**Short task:**
Make an exact copy of the entries below with the pictures removed.

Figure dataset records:
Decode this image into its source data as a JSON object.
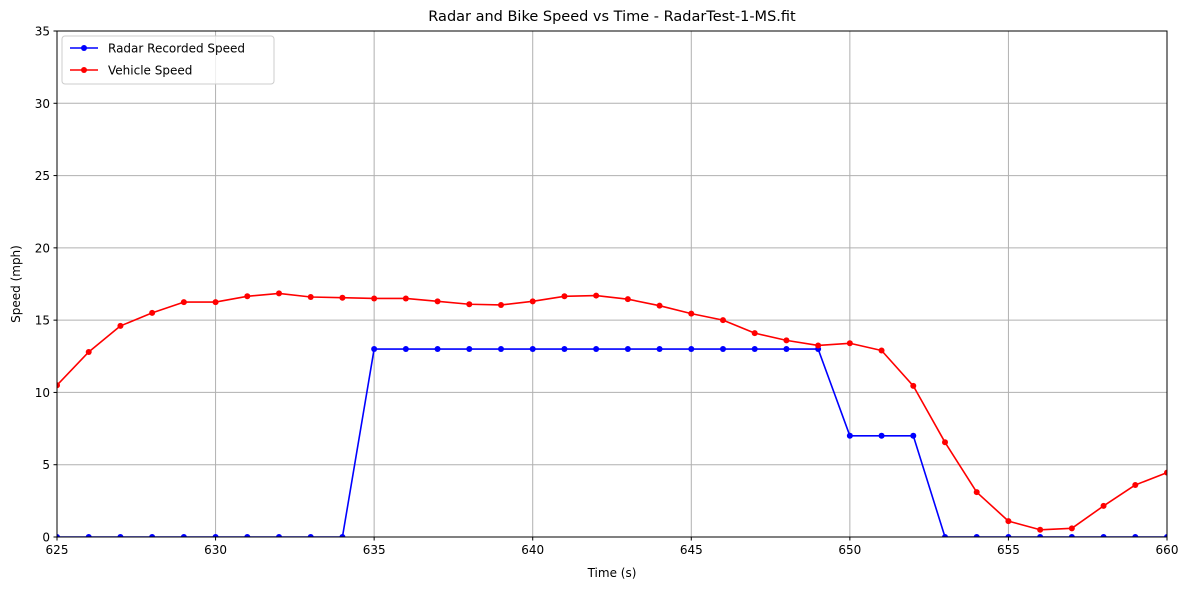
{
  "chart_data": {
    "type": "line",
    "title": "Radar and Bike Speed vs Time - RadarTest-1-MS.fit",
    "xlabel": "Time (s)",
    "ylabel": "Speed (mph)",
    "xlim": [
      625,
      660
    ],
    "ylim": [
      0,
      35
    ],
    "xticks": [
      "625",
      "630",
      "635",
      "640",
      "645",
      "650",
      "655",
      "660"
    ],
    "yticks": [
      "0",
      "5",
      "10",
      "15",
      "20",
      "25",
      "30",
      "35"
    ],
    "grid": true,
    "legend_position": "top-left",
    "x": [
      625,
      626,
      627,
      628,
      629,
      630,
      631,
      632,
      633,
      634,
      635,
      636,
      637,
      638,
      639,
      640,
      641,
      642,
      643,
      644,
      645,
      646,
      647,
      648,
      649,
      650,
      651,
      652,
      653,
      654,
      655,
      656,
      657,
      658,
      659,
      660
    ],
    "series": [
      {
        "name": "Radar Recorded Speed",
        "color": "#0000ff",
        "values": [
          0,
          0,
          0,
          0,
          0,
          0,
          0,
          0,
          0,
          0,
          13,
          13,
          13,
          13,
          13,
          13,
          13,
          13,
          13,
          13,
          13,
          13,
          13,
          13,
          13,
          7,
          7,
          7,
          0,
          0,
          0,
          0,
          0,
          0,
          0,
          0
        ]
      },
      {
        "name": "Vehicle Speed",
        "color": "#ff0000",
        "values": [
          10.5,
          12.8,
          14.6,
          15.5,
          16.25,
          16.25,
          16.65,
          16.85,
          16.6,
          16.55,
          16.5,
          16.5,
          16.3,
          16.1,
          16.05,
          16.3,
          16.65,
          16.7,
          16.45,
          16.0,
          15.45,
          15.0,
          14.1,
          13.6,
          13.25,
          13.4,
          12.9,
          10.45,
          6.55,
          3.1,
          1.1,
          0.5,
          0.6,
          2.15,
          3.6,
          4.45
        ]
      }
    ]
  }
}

**Exercise output:**
Decode this image into its source data as a JSON object.
{
  "chart_data": {
    "type": "line",
    "title": "Radar and Bike Speed vs Time - RadarTest-1-MS.fit",
    "xlabel": "Time (s)",
    "ylabel": "Speed (mph)",
    "xlim": [
      625,
      660
    ],
    "ylim": [
      0,
      35
    ],
    "xticks": [
      "625",
      "630",
      "635",
      "640",
      "645",
      "650",
      "655",
      "660"
    ],
    "yticks": [
      "0",
      "5",
      "10",
      "15",
      "20",
      "25",
      "30",
      "35"
    ],
    "grid": true,
    "legend_position": "top-left",
    "x": [
      625,
      626,
      627,
      628,
      629,
      630,
      631,
      632,
      633,
      634,
      635,
      636,
      637,
      638,
      639,
      640,
      641,
      642,
      643,
      644,
      645,
      646,
      647,
      648,
      649,
      650,
      651,
      652,
      653,
      654,
      655,
      656,
      657,
      658,
      659,
      660
    ],
    "series": [
      {
        "name": "Radar Recorded Speed",
        "color": "#0000ff",
        "values": [
          0,
          0,
          0,
          0,
          0,
          0,
          0,
          0,
          0,
          0,
          13,
          13,
          13,
          13,
          13,
          13,
          13,
          13,
          13,
          13,
          13,
          13,
          13,
          13,
          13,
          7,
          7,
          7,
          0,
          0,
          0,
          0,
          0,
          0,
          0,
          0
        ]
      },
      {
        "name": "Vehicle Speed",
        "color": "#ff0000",
        "values": [
          10.5,
          12.8,
          14.6,
          15.5,
          16.25,
          16.25,
          16.65,
          16.85,
          16.6,
          16.55,
          16.5,
          16.5,
          16.3,
          16.1,
          16.05,
          16.3,
          16.65,
          16.7,
          16.45,
          16.0,
          15.45,
          15.0,
          14.1,
          13.6,
          13.25,
          13.4,
          12.9,
          10.45,
          6.55,
          3.1,
          1.1,
          0.5,
          0.6,
          2.15,
          3.6,
          4.45
        ]
      }
    ]
  }
}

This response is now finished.